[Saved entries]
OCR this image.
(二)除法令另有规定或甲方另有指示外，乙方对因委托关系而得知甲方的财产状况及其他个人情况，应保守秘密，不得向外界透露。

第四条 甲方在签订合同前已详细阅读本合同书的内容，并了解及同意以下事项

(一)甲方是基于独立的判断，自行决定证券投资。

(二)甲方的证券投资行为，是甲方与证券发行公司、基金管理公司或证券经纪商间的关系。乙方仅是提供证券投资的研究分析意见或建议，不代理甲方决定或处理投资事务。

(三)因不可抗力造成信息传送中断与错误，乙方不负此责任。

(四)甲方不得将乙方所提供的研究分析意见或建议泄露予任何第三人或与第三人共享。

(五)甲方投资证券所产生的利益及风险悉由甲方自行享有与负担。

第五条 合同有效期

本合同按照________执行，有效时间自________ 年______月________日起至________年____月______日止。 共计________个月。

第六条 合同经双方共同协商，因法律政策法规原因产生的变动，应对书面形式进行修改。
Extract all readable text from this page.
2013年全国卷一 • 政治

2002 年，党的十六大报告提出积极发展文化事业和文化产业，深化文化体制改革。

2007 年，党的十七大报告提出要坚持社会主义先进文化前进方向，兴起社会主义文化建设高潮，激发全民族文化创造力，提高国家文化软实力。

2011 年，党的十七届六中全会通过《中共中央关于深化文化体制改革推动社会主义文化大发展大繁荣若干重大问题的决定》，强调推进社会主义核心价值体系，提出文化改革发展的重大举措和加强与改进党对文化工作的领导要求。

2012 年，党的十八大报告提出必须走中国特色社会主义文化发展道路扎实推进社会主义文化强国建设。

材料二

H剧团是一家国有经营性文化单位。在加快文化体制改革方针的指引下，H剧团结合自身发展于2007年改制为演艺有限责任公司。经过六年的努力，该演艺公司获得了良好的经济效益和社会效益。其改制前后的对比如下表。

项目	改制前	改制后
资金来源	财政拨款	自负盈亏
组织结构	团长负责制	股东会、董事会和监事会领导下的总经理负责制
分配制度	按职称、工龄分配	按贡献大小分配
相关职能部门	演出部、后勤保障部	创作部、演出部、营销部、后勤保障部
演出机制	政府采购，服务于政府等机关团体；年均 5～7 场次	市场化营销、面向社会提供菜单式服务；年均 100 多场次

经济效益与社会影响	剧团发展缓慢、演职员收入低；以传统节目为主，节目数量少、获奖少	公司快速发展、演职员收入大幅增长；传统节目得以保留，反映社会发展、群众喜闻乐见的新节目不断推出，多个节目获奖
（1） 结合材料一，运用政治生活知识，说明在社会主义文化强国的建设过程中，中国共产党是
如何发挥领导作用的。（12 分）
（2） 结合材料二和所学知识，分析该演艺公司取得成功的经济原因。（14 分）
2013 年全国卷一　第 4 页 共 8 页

## TASK DESCRIPTION
Select every line in the records above that contains the word "this".

## EXERCISE RESULT
OCR this image.
Extract all readable text from this page.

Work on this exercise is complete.